-- Passage given start --

Benchmarking the Full AI Hardware/Software Stack

By on

Click to learn more about author James Kobielus.

Artificial Intelligence (AI) is a resource hog. AI-powered programs will grind to a halt unless developers continue to seek out the fastest, most scalable, most power-efficient and lowest-cost hardware, software and Cloud platforms to run their workloads.

As the AI arena shifts toward workload-optimized architectures, there’s a growing need for standard benchmarking frameworks to help practitioners assess which target hardware/software stacks are best suited for training, inferencing, and other workloads.

In the past year, the AI industry has moved rapidly to develop open, transparent, and vendor-agnostic frameworks for benchmarking for evaluating the comparative performance of different hardware/software stacks in the running of diverse workloads. Here the most important of these initiatives, as judged by the degree of industry participation, the breadth of their missions, the range of target hardware/software environments they’re including in their scope, and their progress in putting together useful frameworks for benchmarking today’s top AI challenges.

-- Passage given end --
-- Information supplied start --

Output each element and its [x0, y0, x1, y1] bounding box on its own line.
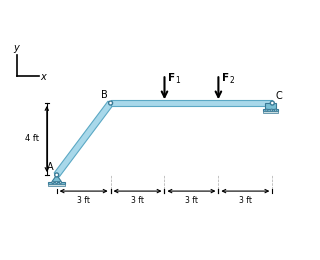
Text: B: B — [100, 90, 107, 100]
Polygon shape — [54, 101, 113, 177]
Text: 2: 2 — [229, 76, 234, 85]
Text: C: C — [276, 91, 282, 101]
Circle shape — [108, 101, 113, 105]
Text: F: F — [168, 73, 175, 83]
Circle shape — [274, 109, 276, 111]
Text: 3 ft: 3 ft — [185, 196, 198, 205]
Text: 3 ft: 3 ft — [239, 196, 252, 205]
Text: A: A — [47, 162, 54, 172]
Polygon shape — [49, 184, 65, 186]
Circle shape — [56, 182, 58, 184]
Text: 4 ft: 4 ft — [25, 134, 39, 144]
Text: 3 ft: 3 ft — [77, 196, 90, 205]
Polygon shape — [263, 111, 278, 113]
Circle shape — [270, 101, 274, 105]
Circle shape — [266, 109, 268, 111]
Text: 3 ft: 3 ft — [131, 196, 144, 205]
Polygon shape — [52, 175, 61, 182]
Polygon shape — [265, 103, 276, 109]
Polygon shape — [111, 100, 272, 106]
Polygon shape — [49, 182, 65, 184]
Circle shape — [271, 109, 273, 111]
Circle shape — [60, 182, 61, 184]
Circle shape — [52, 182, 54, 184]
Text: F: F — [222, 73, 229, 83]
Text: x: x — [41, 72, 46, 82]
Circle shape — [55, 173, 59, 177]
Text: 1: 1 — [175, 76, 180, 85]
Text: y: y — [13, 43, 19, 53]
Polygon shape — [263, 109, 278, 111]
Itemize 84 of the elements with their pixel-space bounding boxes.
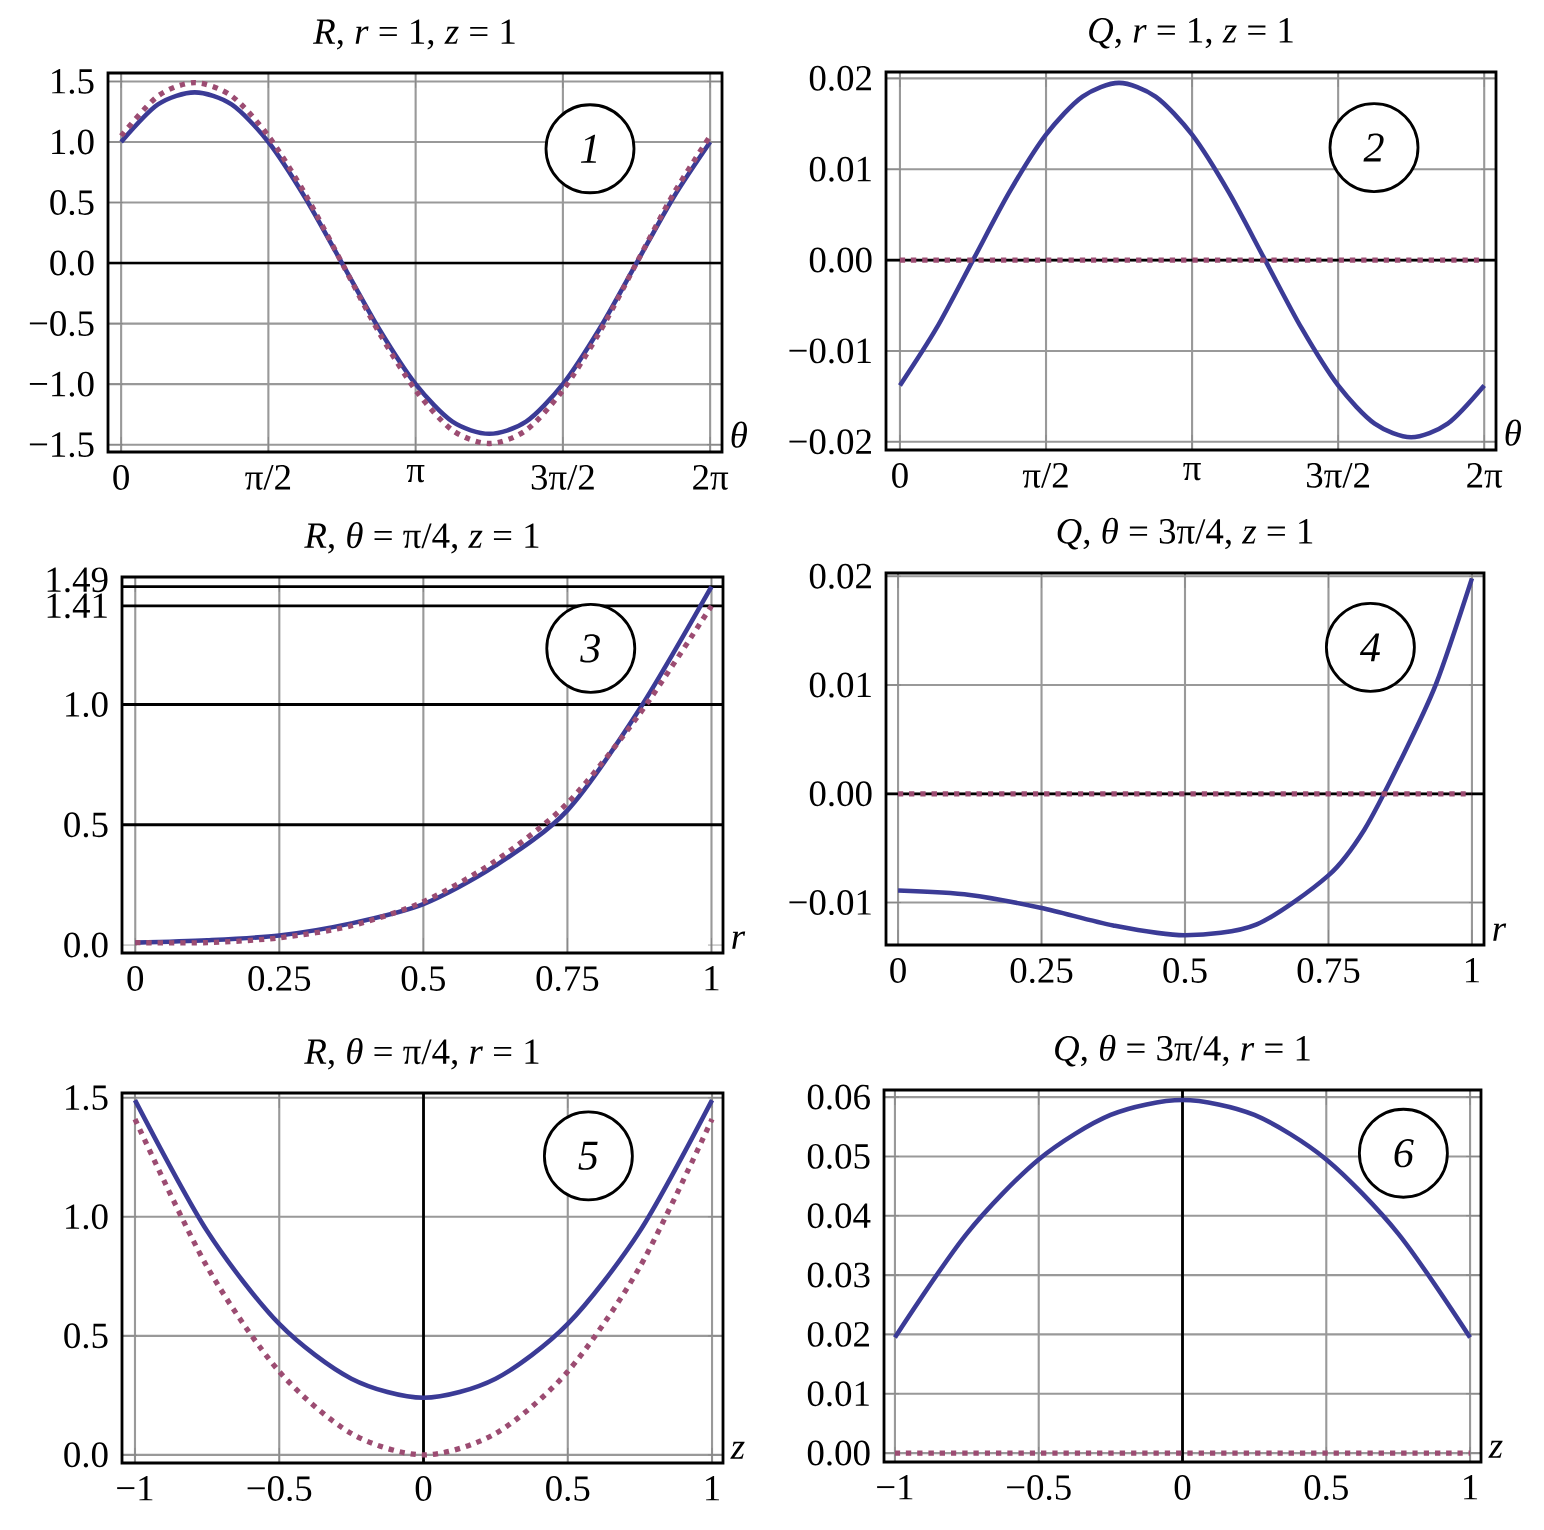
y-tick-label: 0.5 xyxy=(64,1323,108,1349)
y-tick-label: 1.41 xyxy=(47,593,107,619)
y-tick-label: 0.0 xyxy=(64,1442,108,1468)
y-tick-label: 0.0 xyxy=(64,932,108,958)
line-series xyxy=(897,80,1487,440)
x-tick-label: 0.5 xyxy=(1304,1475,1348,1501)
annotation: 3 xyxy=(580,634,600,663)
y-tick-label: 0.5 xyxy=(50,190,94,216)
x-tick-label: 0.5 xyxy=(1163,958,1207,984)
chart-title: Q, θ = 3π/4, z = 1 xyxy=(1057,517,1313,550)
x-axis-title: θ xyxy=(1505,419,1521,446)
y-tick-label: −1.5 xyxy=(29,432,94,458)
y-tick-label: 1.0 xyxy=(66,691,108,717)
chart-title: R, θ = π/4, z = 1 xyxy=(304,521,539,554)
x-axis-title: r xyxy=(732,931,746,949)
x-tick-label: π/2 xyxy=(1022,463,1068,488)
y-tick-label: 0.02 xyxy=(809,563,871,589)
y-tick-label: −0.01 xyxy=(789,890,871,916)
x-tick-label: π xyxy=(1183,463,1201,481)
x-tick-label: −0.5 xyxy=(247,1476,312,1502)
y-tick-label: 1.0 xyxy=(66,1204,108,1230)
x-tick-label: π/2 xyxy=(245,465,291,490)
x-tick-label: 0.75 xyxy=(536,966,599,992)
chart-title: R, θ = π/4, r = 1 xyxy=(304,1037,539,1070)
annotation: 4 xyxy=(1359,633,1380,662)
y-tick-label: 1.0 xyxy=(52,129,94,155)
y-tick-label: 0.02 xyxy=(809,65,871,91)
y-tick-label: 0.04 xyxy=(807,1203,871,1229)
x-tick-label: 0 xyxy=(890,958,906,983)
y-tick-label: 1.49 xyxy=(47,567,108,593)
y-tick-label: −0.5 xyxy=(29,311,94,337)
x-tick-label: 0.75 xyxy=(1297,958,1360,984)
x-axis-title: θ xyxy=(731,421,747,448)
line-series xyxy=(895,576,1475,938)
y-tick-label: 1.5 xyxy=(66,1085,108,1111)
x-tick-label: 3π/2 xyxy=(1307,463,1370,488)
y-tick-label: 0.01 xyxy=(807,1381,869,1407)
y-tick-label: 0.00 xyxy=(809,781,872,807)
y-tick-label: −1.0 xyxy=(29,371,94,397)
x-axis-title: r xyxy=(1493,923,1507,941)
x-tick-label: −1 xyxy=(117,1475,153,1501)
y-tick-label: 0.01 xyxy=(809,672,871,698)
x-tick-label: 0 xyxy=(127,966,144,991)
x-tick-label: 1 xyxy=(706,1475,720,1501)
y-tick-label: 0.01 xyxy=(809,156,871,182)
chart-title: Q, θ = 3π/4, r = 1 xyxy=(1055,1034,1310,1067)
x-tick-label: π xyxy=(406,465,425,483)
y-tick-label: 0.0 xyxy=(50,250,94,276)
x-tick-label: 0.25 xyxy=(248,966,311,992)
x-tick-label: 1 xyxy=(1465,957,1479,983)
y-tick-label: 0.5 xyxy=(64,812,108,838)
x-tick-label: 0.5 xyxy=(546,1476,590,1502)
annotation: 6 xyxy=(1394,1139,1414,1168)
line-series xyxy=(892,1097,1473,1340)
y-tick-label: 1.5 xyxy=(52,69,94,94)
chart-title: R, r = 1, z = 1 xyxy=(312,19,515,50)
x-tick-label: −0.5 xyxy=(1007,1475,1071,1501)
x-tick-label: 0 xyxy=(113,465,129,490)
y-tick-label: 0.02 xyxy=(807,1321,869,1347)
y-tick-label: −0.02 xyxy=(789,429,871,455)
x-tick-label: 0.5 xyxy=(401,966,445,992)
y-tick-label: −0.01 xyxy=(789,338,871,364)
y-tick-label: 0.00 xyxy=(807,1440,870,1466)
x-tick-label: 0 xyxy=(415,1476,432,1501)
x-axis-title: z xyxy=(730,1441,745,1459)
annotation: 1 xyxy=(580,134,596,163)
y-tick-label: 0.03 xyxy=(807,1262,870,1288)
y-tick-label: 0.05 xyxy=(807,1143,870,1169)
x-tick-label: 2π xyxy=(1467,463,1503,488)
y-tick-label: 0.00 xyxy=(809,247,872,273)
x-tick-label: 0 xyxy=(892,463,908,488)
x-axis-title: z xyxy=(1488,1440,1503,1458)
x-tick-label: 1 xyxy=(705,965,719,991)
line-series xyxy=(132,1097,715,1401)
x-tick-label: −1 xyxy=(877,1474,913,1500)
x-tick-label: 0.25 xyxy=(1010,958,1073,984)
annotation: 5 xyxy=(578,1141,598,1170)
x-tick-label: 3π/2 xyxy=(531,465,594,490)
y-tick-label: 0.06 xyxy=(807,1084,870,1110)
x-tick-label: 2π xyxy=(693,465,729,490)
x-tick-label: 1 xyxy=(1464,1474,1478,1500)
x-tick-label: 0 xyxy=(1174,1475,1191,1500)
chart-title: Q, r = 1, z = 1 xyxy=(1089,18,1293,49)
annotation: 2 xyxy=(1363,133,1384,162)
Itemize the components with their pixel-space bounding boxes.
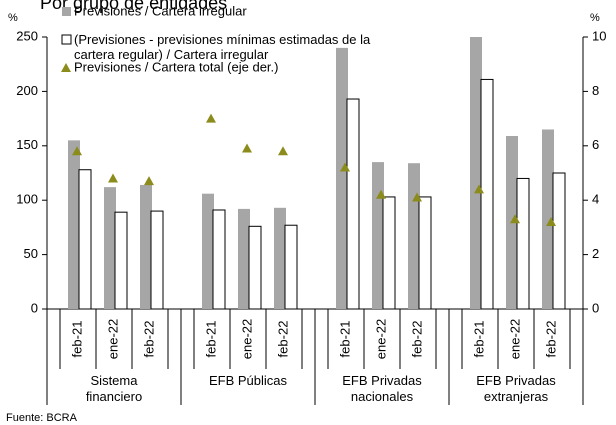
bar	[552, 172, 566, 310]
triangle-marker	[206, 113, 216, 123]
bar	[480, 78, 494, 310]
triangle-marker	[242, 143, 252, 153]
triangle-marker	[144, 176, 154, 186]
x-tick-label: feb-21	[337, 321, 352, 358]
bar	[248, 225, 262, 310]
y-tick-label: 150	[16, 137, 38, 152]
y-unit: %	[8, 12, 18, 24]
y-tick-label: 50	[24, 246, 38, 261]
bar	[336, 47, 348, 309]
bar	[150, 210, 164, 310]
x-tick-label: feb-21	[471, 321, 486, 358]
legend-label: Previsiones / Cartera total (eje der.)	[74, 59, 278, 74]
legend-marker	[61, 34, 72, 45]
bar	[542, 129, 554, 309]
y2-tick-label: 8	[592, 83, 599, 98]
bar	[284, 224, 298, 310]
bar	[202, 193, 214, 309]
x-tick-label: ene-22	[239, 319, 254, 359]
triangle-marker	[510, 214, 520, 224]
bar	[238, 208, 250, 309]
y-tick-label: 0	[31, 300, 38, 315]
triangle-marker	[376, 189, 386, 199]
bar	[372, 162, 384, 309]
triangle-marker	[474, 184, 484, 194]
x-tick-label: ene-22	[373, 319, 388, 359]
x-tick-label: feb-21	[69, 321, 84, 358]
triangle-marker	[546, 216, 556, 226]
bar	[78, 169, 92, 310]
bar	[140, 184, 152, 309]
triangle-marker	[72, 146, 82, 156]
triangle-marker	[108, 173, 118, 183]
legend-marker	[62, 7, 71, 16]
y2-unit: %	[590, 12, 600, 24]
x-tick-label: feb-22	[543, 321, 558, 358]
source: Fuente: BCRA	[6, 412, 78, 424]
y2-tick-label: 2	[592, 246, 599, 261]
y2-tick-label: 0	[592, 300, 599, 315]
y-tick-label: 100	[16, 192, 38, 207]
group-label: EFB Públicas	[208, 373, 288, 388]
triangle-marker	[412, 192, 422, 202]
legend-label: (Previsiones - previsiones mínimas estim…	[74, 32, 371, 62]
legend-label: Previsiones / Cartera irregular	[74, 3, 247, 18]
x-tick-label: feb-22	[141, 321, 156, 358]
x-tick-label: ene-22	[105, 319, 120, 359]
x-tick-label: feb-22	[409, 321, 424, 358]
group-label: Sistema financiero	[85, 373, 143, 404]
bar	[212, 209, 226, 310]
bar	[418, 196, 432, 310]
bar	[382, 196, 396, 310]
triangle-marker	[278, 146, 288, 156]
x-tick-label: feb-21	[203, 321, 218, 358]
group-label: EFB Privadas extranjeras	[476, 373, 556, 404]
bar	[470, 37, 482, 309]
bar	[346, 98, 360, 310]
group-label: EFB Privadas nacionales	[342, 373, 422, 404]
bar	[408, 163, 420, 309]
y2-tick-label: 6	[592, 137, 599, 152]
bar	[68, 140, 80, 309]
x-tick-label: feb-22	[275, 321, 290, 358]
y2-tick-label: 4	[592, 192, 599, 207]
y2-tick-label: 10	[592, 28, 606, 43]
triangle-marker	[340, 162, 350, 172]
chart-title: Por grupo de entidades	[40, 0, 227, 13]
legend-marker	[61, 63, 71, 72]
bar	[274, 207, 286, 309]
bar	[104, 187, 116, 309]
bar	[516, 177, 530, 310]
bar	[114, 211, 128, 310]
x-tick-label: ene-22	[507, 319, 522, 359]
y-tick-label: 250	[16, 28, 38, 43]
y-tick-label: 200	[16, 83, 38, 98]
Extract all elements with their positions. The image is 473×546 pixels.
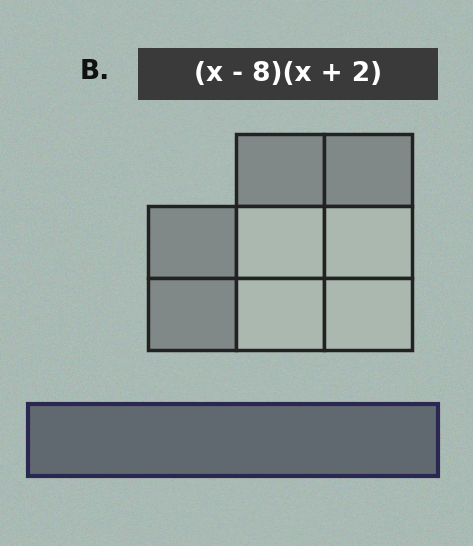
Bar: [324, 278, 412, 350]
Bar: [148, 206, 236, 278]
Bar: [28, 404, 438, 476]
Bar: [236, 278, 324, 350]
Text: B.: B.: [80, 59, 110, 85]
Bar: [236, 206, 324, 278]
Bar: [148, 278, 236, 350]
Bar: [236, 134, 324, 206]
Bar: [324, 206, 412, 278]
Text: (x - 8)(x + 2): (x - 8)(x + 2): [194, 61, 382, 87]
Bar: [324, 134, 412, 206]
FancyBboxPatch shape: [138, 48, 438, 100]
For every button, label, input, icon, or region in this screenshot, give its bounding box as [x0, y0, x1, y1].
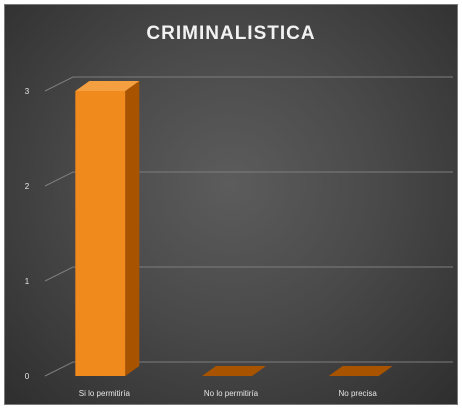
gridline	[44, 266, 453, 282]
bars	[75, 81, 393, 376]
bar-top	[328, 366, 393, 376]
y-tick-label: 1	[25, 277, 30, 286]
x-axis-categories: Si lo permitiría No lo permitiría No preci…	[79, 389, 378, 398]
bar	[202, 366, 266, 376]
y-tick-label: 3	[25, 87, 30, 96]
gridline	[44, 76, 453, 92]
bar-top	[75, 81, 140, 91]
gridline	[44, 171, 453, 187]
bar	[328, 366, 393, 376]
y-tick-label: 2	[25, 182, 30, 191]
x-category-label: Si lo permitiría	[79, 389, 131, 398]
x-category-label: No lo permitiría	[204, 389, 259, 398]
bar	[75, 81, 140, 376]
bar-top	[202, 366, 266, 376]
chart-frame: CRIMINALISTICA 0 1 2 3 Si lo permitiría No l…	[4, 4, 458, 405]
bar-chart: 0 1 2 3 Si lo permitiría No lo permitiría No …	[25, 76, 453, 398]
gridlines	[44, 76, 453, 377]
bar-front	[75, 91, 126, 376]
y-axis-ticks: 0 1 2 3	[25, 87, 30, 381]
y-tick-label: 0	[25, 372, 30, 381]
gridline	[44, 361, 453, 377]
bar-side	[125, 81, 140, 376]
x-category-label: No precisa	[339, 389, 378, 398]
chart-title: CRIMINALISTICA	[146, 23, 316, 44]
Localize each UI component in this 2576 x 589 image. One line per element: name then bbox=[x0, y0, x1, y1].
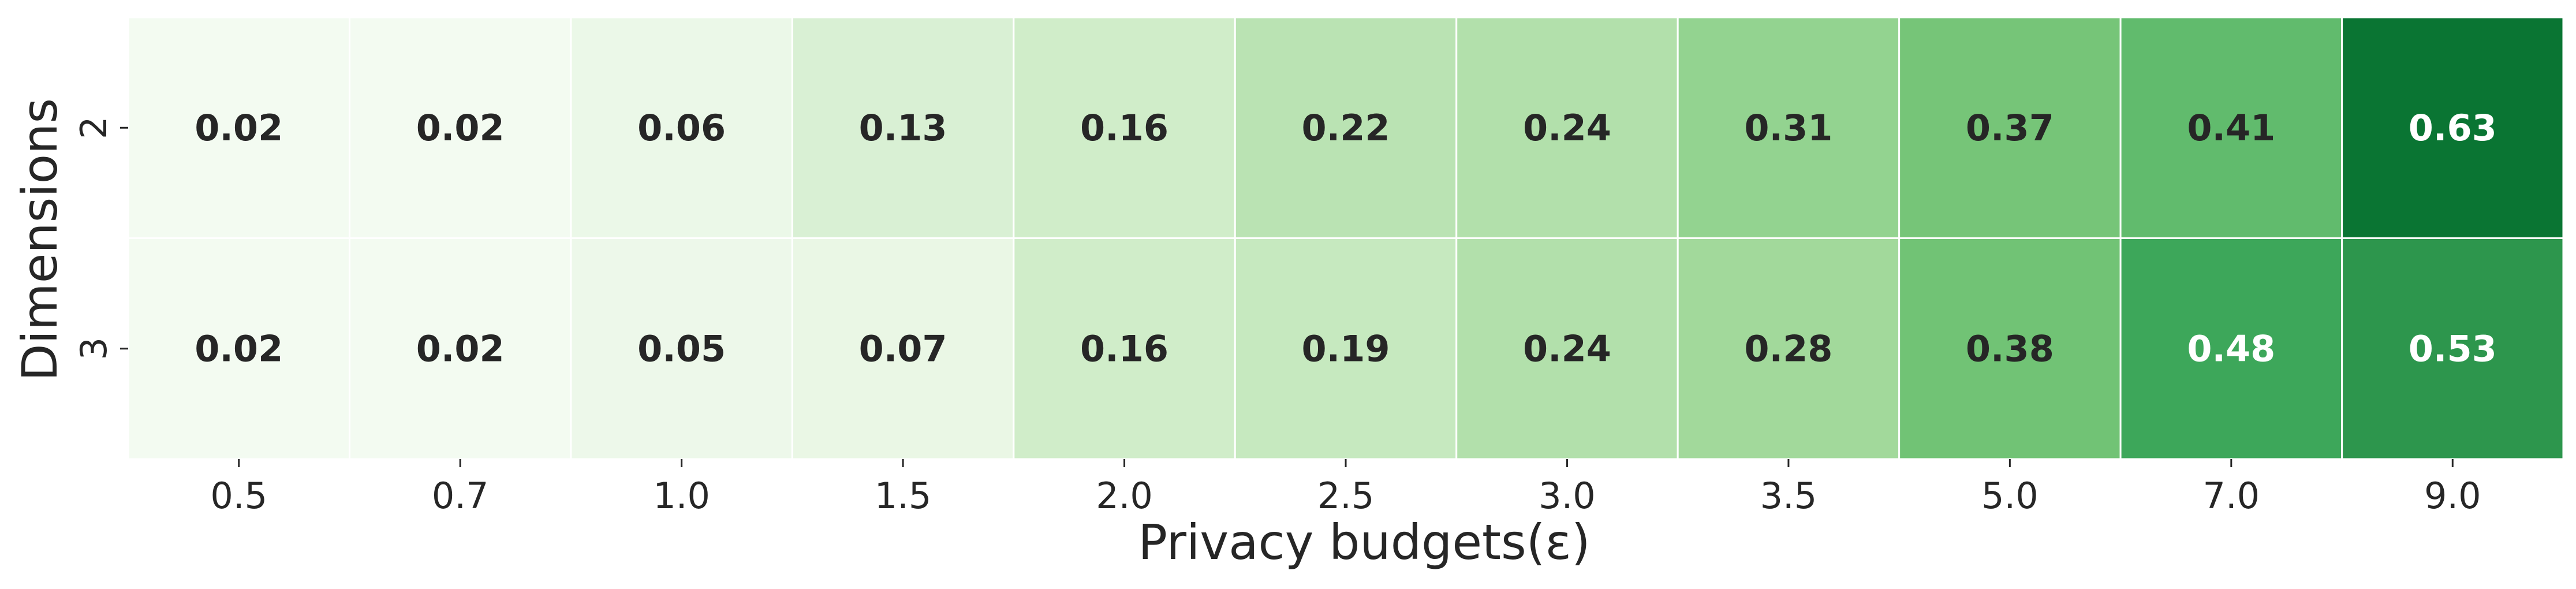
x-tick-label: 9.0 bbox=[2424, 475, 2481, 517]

-- Information supplied end --

-- Directions --
1. In the article on AI benchmarking, what does the article say will happen to AI-powered programs unless developers keep seeking out the fastest, most scalable, most power-efficient and lowest-cost platforms?
2. Translate this sentence from the article on AI benchmarking into Spanish: "Artificial Intelligence (AI) is a resource hog."
3. Carry on the article on AI benchmarking from the point where it ends.
The records are separate material, unrelated to the article on AI benchmarking.

-- Exercise results --
1. They will grind to a halt.

2. La inteligencia artificial (IA) es un devorador de recursos.

3.
The MLPerf open-source benchmark group recently announced the launch of a standard suite for benchmarking the performance of Machine Learning (ML) software frameworks, hardware accelerators and Cloud platforms. The group — which includes Google, Baidu, Intel, AMD and other commercial vendors, as well as research universities such as Harvard and Stanford — is attempting to create an ML performance-comparison tool that is open, fair, reliable, comprehensive, flexible and affordable.

Available on GitHub and currently in preliminary release 0.5, MLPerf provides reference implementations for some bounded use cases that predominate in today’s AI deployments:

  • Image Classification: Resnet-50 v1 applied to Imagenet.
  • Object Detection: Mask R-CNN applied to COCO.
  • Speech Recognition: DeepSpeech2 applied to Librispeech.
  • Translation: Transformer applied to WMT English-German.
  • Recommendation: Neural Collaborative Filtering applied to MovieLens 20 Million (ml-20m).
  • Sentiment Analysis: Seq-CNN applied to IMDB dataset.
  • Reinforcement: Mini-go applied to predicting pro game moves.

The first MLPerf release focuses on ML-training benchmarks applicable to jobs. Currently, each MLPerf reference implementation addressing a particular AI use cases provides the following:

  • Documentation on the dataset, model and machine setup, as well as a user guide.
  • Code that implements the model in at least one ML/DL framework and a dockerfile for running the benchmark in a container;
  • Scripts that download the referenced dataset, train the model and measure its performance against a prespecified target value (aka “quality”).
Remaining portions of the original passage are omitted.